Task to carry out => Count the lines in the records below that contain the string "Calm", and give only that number.

The data =>
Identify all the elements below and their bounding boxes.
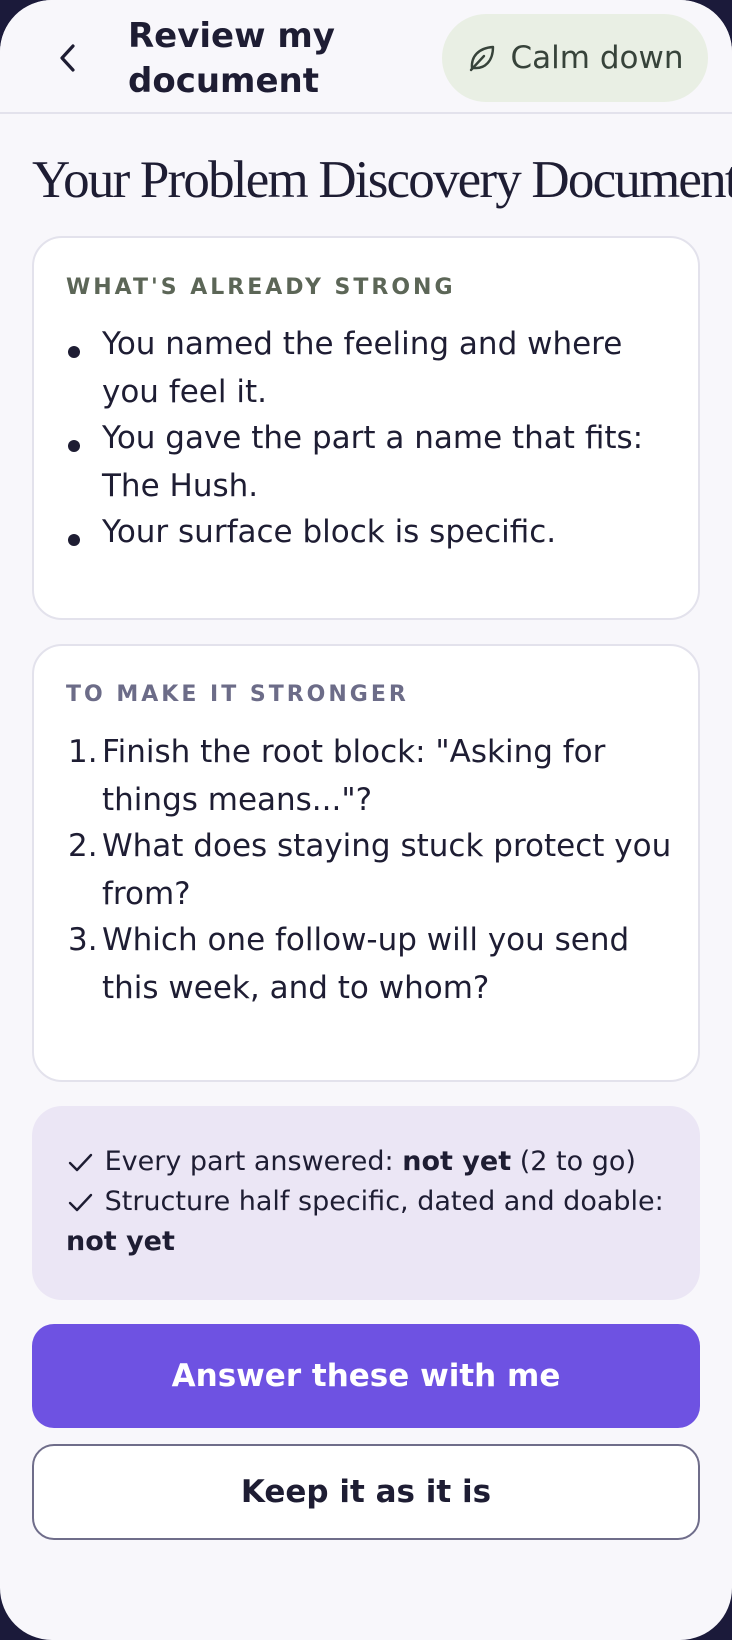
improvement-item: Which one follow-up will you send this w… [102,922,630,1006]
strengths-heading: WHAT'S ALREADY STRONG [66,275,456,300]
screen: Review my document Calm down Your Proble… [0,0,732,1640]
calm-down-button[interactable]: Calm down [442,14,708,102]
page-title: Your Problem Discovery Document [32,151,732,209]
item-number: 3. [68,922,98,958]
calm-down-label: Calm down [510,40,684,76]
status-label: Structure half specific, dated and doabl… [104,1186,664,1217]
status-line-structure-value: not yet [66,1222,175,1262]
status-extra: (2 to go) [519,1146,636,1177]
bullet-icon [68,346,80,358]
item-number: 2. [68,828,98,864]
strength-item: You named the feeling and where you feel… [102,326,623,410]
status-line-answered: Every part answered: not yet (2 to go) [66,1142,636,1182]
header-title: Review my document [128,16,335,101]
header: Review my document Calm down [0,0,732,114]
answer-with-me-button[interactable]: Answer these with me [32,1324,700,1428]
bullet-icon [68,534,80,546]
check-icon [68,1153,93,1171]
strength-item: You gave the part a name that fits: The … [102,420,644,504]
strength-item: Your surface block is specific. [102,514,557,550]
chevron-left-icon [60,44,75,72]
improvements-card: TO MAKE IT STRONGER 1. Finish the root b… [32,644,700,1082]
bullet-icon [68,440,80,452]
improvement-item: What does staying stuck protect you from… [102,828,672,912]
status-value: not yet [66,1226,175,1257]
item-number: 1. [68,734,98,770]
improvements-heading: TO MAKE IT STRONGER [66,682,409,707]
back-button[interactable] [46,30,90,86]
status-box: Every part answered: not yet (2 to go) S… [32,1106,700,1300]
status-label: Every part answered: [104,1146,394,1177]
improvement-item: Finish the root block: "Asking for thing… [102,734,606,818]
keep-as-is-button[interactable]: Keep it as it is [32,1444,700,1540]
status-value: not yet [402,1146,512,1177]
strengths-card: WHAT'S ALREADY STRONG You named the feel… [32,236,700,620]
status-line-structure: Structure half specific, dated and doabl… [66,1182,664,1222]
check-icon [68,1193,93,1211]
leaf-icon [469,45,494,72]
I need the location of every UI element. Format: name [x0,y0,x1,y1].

* * *

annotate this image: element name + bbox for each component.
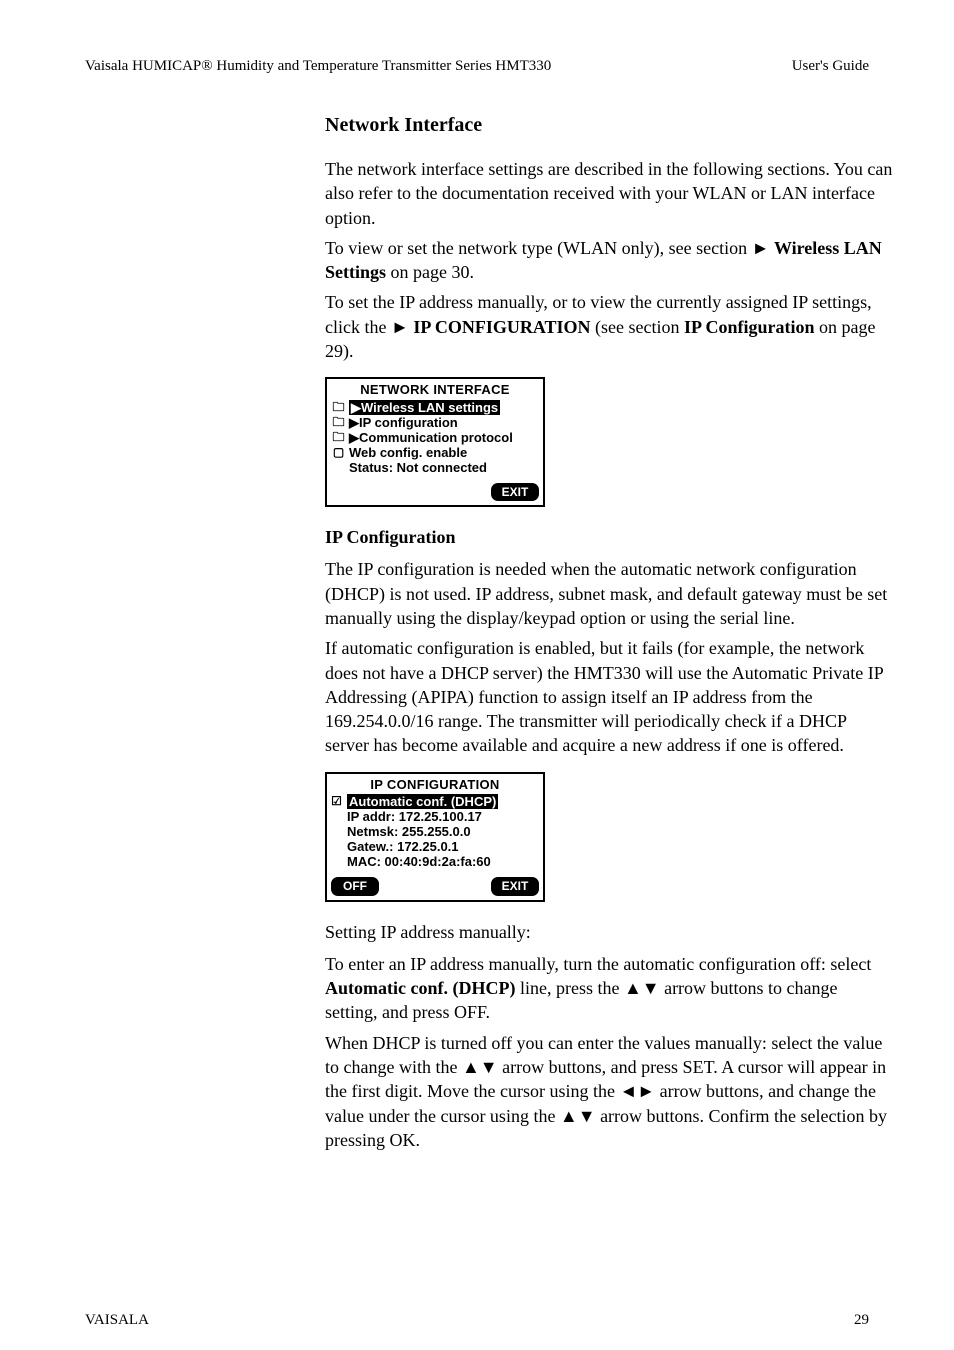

Answer to the exercise => 4